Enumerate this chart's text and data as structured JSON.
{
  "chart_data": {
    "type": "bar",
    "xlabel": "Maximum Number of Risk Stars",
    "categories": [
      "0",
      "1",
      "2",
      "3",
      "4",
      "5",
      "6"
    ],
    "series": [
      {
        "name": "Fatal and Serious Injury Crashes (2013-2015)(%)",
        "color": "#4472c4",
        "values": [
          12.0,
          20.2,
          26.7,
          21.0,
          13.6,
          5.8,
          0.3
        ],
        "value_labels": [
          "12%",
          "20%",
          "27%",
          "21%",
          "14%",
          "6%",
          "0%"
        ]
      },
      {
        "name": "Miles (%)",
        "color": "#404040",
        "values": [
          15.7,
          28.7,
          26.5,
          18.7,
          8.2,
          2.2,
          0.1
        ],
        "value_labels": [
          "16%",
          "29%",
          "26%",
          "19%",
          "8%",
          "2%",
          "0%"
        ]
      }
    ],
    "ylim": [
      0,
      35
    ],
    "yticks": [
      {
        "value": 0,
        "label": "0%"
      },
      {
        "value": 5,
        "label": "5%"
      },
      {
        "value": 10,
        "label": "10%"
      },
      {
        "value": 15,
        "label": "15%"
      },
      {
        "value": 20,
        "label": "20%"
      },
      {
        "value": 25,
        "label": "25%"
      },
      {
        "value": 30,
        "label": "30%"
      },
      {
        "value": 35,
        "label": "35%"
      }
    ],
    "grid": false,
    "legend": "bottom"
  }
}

...

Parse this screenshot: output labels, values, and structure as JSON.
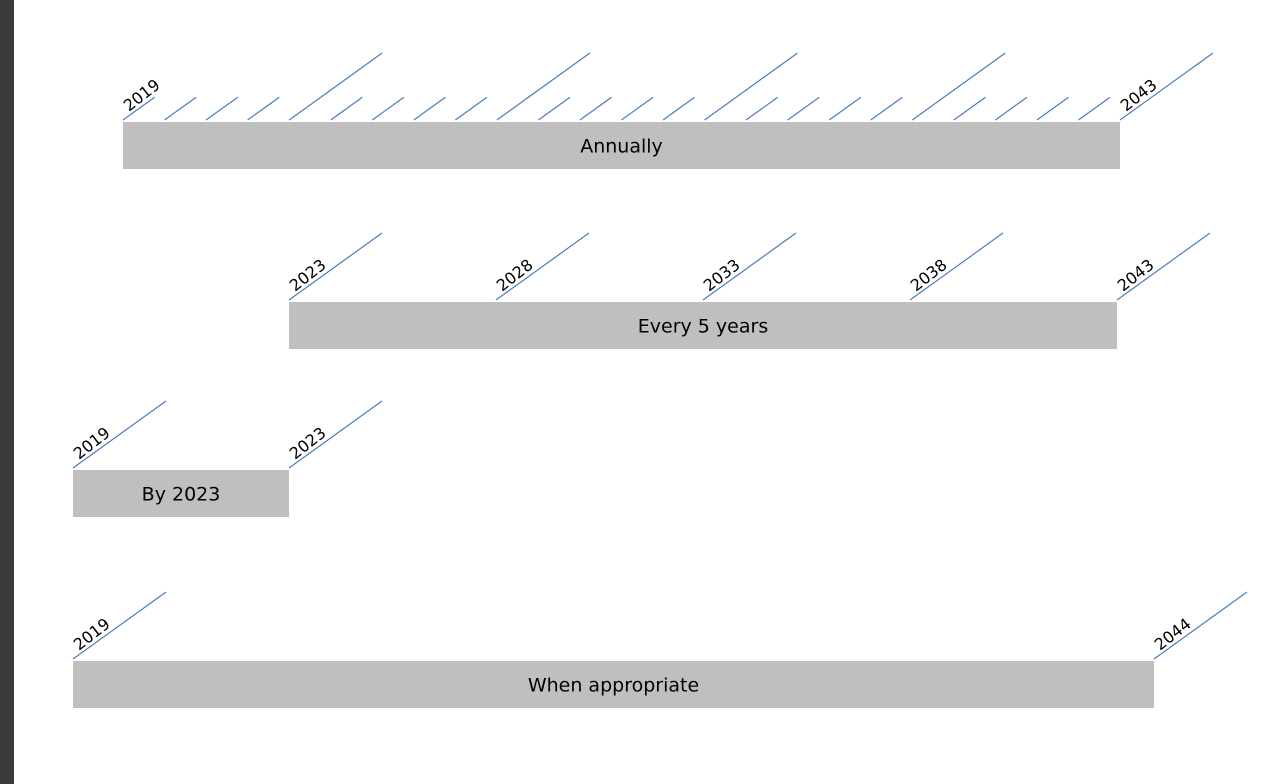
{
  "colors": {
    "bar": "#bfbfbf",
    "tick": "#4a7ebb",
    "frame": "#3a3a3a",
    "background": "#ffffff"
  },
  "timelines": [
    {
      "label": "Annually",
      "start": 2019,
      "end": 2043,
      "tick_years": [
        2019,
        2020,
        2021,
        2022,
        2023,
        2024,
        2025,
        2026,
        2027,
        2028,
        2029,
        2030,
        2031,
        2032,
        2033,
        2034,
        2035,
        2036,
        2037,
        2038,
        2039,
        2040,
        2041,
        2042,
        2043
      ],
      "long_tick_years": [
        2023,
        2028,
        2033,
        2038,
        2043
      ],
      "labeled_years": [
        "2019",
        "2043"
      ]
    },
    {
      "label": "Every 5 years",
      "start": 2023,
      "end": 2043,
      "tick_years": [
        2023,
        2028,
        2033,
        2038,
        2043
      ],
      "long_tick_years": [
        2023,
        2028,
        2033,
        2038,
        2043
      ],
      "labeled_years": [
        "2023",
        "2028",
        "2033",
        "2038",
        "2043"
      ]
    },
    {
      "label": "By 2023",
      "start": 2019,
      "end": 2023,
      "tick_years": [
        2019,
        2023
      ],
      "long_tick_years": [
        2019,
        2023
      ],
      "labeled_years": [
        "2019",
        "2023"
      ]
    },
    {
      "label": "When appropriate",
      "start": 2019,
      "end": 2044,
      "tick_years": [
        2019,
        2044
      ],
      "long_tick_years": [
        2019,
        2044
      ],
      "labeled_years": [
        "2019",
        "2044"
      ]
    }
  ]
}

* * *

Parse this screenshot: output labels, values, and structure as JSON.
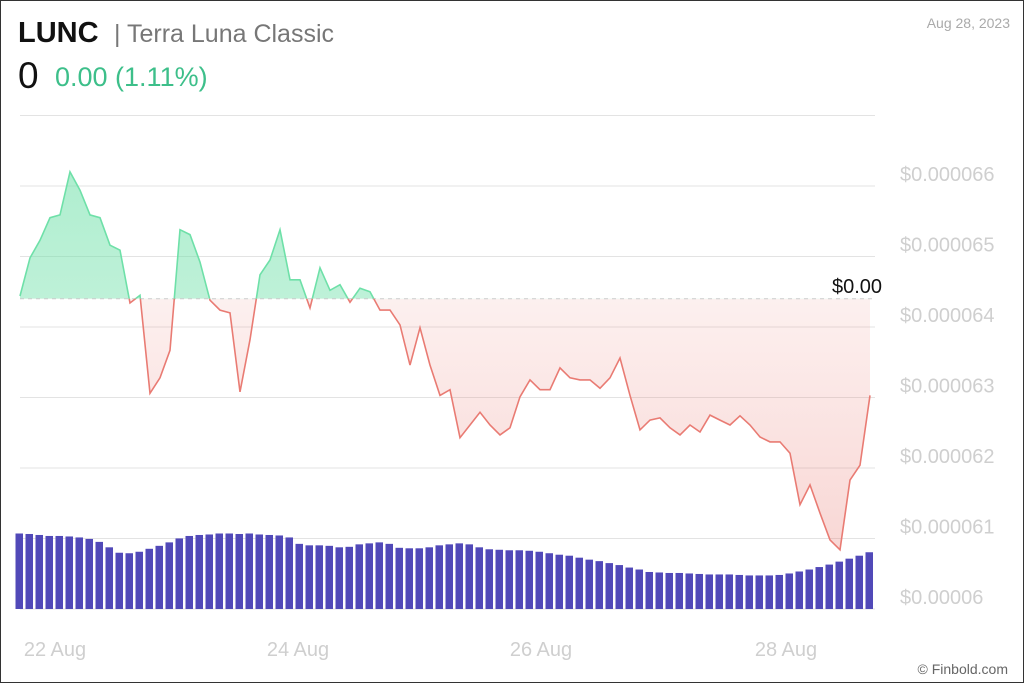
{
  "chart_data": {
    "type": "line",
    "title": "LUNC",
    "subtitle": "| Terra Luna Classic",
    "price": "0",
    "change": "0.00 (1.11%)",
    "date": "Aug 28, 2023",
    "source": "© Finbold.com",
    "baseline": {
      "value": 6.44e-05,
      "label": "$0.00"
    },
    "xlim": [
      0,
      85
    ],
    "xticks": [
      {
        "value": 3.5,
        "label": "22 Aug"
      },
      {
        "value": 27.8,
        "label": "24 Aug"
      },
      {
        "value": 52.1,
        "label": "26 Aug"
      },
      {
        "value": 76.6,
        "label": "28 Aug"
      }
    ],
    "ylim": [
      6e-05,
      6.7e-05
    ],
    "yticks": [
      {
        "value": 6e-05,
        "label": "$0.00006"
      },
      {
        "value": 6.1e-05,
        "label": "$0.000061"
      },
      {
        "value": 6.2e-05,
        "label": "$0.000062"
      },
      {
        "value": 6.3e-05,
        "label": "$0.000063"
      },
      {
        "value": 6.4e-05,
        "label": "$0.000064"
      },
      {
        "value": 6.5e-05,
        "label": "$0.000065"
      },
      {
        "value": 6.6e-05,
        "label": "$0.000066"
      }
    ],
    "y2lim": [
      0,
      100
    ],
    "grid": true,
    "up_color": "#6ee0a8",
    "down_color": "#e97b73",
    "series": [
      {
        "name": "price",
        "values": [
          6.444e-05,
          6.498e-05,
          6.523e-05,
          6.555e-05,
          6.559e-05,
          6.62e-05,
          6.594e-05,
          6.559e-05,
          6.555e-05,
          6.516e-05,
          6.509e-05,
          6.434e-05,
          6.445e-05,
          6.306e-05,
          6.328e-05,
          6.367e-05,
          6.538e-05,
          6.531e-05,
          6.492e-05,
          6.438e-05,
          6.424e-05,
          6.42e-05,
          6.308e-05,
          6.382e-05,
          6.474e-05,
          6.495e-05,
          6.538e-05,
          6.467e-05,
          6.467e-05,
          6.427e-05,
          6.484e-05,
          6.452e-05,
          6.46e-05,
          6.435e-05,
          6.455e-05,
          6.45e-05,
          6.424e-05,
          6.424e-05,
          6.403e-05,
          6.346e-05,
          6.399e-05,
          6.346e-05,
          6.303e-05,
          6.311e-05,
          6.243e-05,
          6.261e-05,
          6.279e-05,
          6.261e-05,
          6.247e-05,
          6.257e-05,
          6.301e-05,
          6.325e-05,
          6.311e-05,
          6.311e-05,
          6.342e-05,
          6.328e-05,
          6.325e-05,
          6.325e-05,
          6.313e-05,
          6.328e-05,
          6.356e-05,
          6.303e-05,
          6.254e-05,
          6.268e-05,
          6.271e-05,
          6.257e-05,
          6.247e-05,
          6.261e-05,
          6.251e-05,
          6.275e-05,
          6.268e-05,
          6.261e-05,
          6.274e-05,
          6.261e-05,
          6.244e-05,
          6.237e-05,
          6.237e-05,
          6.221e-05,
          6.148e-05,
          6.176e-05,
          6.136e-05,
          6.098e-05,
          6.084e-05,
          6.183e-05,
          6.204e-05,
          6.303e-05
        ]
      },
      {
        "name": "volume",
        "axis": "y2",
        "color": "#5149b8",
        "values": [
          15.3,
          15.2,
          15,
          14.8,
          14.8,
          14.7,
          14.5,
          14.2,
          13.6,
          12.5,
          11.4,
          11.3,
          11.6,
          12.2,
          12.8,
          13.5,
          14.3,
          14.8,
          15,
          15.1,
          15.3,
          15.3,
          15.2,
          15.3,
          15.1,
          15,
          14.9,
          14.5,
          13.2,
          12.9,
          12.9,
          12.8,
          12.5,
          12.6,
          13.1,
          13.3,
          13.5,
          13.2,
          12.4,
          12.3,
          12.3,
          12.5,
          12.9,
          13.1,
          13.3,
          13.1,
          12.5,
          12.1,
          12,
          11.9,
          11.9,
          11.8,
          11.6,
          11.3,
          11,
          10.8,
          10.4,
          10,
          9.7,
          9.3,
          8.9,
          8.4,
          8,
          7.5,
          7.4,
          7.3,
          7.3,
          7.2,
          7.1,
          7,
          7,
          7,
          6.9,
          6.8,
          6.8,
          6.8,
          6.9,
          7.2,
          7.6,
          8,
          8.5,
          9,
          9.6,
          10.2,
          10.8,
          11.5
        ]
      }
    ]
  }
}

◆ **Aim**: Copy every line above in which the string "name" shows up.

◆ **Solution**:
        "name": "Fatal and Serious Injury Crashes (2013-2015)(%)",
        "name": "Miles (%)",
        "name": "price",
        "name": "volume",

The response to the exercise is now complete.